* **What you will do**:
Give back exactly the lines from the one containing "Transcribe this image's" through the end of the records, including both, and no others.

◇ ◇ ◇ ◇ ◇

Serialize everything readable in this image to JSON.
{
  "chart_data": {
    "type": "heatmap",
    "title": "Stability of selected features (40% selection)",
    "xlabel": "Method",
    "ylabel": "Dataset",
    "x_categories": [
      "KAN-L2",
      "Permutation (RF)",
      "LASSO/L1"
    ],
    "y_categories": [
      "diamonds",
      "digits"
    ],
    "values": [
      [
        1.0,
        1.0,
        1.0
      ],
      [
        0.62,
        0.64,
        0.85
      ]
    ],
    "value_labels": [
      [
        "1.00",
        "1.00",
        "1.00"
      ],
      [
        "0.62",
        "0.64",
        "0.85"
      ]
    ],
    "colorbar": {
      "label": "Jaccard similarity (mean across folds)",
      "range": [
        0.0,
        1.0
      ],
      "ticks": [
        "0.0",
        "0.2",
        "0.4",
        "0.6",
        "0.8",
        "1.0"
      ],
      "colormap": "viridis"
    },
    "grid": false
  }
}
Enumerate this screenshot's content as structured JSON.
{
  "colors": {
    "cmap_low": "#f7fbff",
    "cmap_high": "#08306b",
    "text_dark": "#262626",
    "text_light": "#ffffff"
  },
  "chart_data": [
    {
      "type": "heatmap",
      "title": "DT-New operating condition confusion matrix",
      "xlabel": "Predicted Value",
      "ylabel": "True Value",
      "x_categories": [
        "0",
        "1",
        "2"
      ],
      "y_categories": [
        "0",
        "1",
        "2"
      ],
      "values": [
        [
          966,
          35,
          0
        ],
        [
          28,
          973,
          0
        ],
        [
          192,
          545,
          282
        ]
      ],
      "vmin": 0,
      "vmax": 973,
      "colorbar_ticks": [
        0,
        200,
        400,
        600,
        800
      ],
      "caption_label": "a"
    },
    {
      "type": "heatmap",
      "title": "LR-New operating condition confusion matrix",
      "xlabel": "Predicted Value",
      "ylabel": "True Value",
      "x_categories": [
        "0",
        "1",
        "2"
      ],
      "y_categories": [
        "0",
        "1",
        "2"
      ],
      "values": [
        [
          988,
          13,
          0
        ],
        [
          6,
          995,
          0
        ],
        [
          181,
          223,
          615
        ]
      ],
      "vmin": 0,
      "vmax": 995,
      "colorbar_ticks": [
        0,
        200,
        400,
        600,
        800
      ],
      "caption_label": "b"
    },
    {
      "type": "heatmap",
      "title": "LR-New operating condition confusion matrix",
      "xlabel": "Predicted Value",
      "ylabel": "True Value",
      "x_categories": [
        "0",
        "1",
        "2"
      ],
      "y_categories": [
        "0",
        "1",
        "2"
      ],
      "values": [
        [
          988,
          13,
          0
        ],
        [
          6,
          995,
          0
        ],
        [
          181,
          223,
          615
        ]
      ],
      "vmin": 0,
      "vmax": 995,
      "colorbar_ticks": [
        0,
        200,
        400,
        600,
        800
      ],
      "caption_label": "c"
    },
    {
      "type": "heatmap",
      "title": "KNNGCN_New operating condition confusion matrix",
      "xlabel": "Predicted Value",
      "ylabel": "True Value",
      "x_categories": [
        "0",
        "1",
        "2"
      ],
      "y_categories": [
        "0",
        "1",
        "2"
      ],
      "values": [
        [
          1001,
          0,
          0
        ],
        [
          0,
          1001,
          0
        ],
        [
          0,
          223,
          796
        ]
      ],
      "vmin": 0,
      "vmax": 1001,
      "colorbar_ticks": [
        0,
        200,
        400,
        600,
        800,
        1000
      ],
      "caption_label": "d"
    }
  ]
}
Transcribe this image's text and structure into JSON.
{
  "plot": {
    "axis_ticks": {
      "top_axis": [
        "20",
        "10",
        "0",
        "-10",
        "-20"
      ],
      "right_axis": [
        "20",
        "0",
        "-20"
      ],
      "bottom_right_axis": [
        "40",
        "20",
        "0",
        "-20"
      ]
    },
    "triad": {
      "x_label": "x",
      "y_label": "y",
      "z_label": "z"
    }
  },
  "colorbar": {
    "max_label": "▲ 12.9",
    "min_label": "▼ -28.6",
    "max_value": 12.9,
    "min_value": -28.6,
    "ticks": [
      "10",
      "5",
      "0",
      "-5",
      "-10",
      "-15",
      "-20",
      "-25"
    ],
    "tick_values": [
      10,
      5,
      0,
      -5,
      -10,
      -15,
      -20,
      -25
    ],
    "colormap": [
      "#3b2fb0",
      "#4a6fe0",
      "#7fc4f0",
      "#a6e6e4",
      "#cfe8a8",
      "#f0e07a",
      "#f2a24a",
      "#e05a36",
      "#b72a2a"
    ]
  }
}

◇ ◇ ◇ ◇ ◇

* **Exercise solution**:
Transcribe this image's text and structure into JSON.
{
  "plot": {
    "axis_ticks": {
      "top_axis": [
        "20",
        "10",
        "0",
        "-10",
        "-20"
      ],
      "right_axis": [
        "20",
        "0",
        "-20"
      ],
      "bottom_right_axis": [
        "40",
        "20",
        "0",
        "-20"
      ]
    },
    "triad": {
      "x_label": "x",
      "y_label": "y",
      "z_label": "z"
    }
  },
  "colorbar": {
    "max_label": "▲ 12.9",
    "min_label": "▼ -28.6",
    "max_value": 12.9,
    "min_value": -28.6,
    "ticks": [
      "10",
      "5",
      "0",
      "-5",
      "-10",
      "-15",
      "-20",
      "-25"
    ],
    "tick_values": [
      10,
      5,
      0,
      -5,
      -10,
      -15,
      -20,
      -25
    ],
    "colormap": [
      "#3b2fb0",
      "#4a6fe0",
      "#7fc4f0",
      "#a6e6e4",
      "#cfe8a8",
      "#f0e07a",
      "#f2a24a",
      "#e05a36",
      "#b72a2a"
    ]
  }
}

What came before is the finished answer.